*WORK TO COMPLETE*
Write out the material below without changes, from its first line through the line that contains "list-item[interactable]: Do not search", including both of those lines.
╭──
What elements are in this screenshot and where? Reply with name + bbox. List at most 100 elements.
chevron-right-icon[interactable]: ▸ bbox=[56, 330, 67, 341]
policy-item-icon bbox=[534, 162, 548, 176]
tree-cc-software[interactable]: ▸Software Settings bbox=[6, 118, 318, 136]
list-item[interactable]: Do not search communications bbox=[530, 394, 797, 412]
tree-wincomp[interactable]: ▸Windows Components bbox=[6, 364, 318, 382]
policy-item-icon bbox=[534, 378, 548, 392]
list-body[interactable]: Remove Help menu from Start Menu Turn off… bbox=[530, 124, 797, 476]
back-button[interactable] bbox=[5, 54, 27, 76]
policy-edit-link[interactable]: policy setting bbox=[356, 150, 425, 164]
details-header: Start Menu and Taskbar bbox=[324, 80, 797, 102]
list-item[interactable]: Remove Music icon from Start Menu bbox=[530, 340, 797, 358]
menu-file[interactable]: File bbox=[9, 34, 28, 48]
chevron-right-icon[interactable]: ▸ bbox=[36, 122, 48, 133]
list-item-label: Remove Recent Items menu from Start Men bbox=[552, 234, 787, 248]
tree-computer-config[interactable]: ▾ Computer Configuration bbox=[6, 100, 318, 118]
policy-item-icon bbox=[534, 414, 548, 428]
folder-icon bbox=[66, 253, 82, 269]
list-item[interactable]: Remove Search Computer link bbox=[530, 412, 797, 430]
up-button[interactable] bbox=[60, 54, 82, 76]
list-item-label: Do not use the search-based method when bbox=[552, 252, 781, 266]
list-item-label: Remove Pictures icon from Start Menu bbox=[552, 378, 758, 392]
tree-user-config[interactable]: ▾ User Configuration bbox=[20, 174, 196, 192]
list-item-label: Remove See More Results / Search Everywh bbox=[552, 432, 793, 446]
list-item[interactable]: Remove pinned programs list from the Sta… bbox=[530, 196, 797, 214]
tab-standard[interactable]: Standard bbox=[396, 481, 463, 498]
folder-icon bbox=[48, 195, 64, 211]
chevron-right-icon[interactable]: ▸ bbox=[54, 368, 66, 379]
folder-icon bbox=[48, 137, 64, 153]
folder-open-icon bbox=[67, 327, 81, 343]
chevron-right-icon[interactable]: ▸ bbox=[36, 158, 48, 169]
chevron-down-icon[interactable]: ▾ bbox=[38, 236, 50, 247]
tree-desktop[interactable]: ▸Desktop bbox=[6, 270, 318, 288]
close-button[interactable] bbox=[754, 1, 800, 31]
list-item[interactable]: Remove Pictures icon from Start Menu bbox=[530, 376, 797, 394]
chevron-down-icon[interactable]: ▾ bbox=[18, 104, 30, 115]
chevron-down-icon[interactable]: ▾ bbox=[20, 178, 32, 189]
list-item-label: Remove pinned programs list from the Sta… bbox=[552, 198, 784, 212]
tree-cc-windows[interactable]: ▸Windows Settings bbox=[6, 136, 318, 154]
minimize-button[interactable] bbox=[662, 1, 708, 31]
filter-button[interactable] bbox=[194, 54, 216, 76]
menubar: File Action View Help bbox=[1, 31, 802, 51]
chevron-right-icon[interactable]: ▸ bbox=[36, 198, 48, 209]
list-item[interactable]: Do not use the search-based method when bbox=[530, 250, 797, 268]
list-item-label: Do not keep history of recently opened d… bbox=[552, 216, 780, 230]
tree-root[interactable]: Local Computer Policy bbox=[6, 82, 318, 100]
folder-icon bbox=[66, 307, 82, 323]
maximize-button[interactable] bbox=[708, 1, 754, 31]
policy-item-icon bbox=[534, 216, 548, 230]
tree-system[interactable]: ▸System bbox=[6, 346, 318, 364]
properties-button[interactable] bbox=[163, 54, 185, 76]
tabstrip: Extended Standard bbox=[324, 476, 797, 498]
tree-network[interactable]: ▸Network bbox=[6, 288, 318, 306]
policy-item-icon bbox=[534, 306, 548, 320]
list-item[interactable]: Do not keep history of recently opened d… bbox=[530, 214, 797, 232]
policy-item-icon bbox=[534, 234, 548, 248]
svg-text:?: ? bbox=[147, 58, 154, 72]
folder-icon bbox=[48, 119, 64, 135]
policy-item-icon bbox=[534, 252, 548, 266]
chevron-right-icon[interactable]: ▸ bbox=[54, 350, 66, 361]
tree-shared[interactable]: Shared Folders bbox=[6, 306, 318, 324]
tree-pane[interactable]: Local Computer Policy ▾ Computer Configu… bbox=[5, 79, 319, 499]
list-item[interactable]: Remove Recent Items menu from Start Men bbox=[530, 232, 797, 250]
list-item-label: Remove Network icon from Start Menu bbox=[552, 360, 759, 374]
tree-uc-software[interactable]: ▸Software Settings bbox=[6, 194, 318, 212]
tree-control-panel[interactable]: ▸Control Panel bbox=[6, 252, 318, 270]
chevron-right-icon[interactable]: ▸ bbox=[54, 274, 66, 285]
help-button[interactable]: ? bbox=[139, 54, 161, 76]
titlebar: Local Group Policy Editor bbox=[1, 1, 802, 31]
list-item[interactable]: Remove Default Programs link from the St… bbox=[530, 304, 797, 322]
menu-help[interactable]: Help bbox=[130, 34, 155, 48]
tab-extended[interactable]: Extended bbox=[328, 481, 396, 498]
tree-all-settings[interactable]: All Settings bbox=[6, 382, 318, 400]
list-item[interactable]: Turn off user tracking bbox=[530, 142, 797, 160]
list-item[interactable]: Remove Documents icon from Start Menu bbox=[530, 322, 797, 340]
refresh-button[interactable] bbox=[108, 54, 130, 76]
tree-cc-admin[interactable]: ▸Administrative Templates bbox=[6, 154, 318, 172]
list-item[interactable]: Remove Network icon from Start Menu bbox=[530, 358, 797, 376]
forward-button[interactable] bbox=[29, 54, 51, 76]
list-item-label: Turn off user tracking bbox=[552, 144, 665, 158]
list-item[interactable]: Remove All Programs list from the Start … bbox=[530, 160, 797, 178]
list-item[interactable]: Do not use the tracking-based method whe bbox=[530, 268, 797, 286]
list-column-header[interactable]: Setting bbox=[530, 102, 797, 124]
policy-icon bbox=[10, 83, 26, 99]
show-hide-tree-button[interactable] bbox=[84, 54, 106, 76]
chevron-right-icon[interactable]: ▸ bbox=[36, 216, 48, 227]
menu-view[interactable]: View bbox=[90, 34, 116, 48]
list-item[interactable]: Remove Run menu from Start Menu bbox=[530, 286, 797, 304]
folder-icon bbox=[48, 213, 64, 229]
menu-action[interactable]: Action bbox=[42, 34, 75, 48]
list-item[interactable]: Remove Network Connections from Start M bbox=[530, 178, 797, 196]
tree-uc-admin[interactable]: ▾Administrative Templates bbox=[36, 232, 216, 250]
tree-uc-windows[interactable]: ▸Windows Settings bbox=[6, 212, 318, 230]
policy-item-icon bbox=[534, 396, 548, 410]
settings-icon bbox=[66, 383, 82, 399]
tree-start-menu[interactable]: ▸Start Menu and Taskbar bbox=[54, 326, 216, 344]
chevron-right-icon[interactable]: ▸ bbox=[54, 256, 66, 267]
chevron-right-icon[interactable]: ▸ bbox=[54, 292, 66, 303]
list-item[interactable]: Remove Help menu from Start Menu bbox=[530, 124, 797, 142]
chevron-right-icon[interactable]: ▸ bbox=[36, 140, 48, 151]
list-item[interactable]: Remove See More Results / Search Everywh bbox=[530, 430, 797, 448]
╰──
*TASK RESPONSE*
What elements are in this screenshot and where? Reply with name + bbox. List at most 100 elements.
chevron-right-icon[interactable]: ▸ bbox=[56, 330, 67, 341]
policy-item-icon bbox=[534, 162, 548, 176]
tree-cc-software[interactable]: ▸Software Settings bbox=[6, 118, 318, 136]
list-item[interactable]: Do not search communications bbox=[530, 394, 797, 412]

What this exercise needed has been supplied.